(DATA)
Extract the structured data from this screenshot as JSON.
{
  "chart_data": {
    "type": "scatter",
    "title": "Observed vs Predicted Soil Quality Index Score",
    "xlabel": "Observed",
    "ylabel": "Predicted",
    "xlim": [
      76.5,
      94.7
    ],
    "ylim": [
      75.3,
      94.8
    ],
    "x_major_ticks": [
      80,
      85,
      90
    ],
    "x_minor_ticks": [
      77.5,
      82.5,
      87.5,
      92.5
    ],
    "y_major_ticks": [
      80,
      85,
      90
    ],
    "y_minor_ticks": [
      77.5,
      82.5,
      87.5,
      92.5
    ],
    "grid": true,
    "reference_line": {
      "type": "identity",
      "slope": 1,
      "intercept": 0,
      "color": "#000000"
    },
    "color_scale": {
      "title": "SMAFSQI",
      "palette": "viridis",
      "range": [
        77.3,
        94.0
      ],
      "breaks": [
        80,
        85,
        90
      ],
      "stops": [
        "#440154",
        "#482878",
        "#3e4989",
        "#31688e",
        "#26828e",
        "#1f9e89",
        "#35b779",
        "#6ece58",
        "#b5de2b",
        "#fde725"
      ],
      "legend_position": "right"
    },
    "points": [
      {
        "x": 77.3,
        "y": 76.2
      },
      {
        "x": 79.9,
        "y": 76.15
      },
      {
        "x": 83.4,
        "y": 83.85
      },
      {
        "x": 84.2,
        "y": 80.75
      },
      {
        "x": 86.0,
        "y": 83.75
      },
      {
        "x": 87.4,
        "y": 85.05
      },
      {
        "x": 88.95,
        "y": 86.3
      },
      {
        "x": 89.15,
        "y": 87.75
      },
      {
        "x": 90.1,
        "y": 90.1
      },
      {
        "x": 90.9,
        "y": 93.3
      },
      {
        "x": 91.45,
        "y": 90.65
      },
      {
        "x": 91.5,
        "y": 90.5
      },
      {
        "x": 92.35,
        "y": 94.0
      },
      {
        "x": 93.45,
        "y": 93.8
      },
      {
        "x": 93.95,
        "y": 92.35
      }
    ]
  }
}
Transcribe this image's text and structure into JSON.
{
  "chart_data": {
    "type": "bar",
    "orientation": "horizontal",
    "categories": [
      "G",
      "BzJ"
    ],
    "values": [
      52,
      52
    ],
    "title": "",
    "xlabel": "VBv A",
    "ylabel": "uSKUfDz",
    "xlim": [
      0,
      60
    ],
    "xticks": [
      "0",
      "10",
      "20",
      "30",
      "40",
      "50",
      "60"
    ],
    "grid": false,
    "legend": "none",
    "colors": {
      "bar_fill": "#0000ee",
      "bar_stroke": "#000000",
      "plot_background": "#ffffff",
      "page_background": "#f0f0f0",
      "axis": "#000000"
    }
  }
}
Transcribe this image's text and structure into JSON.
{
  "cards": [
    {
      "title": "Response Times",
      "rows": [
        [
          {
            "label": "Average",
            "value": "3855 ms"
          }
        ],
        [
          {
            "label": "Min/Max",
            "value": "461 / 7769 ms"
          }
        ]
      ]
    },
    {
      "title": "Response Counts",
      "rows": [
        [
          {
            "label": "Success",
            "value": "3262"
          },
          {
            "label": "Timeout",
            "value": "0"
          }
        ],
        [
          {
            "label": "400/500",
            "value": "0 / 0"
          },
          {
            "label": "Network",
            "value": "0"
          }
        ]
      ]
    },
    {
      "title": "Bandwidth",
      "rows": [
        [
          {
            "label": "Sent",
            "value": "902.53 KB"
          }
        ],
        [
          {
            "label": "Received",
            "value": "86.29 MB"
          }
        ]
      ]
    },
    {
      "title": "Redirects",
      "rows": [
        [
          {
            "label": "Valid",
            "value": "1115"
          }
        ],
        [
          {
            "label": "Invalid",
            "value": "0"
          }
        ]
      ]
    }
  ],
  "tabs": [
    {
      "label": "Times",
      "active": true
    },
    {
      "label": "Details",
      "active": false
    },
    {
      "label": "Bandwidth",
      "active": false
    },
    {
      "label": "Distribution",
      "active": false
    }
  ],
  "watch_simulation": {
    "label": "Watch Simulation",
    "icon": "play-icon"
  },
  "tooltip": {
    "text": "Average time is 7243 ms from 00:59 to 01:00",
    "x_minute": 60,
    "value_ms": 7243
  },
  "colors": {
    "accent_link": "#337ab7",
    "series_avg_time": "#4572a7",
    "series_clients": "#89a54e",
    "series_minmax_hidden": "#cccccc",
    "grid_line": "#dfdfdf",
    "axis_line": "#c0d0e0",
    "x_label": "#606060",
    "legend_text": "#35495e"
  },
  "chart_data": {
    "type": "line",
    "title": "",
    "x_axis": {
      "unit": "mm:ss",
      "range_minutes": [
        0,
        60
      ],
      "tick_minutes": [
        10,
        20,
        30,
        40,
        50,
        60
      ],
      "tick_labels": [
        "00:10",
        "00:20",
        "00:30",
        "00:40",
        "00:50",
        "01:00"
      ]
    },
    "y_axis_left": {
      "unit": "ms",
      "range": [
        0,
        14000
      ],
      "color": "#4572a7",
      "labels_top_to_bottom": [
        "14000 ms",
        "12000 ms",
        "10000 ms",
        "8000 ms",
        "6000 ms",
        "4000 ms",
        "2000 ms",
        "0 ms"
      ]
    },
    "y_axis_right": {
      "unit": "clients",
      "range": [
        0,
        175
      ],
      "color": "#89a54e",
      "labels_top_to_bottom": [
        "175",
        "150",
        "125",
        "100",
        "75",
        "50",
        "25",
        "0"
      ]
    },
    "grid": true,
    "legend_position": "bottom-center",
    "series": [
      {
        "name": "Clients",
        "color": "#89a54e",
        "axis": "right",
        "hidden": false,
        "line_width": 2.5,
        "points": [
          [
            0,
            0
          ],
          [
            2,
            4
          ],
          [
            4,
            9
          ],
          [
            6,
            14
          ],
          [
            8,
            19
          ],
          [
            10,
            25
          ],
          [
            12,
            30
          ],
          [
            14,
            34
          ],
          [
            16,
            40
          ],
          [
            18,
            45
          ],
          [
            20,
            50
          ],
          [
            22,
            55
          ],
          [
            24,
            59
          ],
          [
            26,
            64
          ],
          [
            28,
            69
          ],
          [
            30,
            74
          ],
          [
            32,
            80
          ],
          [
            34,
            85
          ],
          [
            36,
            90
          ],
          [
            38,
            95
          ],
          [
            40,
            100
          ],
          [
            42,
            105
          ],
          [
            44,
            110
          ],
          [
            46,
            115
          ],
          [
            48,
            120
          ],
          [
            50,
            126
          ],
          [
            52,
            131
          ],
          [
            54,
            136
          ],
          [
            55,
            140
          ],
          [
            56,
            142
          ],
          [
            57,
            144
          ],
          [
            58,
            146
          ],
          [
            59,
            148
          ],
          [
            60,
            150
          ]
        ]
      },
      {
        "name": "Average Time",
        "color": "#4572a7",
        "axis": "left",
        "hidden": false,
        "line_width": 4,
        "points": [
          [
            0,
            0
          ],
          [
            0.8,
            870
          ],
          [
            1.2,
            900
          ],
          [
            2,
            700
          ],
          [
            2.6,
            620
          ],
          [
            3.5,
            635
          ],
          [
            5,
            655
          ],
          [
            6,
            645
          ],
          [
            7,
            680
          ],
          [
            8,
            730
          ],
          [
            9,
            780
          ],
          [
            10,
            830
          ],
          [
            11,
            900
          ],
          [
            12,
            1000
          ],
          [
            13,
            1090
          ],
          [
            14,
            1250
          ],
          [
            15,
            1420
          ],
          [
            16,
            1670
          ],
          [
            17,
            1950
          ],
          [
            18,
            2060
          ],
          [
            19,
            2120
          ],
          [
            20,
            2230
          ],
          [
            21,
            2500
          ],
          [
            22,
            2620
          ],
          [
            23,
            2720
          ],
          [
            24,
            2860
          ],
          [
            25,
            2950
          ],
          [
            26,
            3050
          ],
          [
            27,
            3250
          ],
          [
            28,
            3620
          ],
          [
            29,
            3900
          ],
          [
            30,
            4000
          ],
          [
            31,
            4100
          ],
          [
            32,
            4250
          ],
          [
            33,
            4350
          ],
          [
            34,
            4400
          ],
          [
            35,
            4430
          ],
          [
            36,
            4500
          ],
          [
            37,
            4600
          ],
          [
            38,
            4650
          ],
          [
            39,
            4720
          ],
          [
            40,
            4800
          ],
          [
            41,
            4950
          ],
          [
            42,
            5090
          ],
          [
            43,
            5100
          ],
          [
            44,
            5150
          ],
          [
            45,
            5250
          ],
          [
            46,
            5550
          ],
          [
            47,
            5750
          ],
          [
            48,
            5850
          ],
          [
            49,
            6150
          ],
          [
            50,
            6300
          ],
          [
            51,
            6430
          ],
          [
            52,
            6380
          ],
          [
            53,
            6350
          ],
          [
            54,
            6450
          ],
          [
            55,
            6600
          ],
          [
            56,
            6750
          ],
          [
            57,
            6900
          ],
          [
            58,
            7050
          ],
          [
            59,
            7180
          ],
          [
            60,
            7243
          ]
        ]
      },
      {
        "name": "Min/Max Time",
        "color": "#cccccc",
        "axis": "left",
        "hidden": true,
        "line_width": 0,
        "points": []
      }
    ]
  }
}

(THE TASK)
Go through the material and copy out every line with "Average" in it.

(THE RESULT)
            "label": "Average",
    "text": "Average time is 7243 ms from 00:59 to 01:00",
        "name": "Average Time",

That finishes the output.